**WORK TO DO**: Retype every entry in its entirety, without alteration.

**DATASET CONTENT**:

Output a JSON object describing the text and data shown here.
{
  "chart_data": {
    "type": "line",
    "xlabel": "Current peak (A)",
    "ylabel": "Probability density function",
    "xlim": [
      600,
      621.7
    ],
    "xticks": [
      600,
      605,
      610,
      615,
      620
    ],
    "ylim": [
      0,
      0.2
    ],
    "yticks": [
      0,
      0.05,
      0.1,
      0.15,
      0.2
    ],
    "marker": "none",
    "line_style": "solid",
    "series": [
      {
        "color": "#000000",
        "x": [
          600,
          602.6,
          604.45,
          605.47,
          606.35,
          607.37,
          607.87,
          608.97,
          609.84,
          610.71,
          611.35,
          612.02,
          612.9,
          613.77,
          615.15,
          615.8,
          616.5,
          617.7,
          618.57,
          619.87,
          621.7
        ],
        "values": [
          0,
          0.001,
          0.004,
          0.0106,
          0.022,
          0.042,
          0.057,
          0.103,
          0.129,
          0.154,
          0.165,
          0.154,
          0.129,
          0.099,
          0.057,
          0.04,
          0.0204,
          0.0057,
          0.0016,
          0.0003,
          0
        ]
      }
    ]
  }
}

**THE COMPLETED TASK**:
Output a JSON object describing the text and data shown here.
{
  "chart_data": {
    "type": "line",
    "xlabel": "Current peak (A)",
    "ylabel": "Probability density function",
    "xlim": [
      600,
      621.7
    ],
    "xticks": [
      600,
      605,
      610,
      615,
      620
    ],
    "ylim": [
      0,
      0.2
    ],
    "yticks": [
      0,
      0.05,
      0.1,
      0.15,
      0.2
    ],
    "marker": "none",
    "line_style": "solid",
    "series": [
      {
        "color": "#000000",
        "x": [
          600,
          602.6,
          604.45,
          605.47,
          606.35,
          607.37,
          607.87,
          608.97,
          609.84,
          610.71,
          611.35,
          612.02,
          612.9,
          613.77,
          615.15,
          615.8,
          616.5,
          617.7,
          618.57,
          619.87,
          621.7
        ],
        "values": [
          0,
          0.001,
          0.004,
          0.0106,
          0.022,
          0.042,
          0.057,
          0.103,
          0.129,
          0.154,
          0.165,
          0.154,
          0.129,
          0.099,
          0.057,
          0.04,
          0.0204,
          0.0057,
          0.0016,
          0.0003,
          0
        ]
      }
    ]
  }
}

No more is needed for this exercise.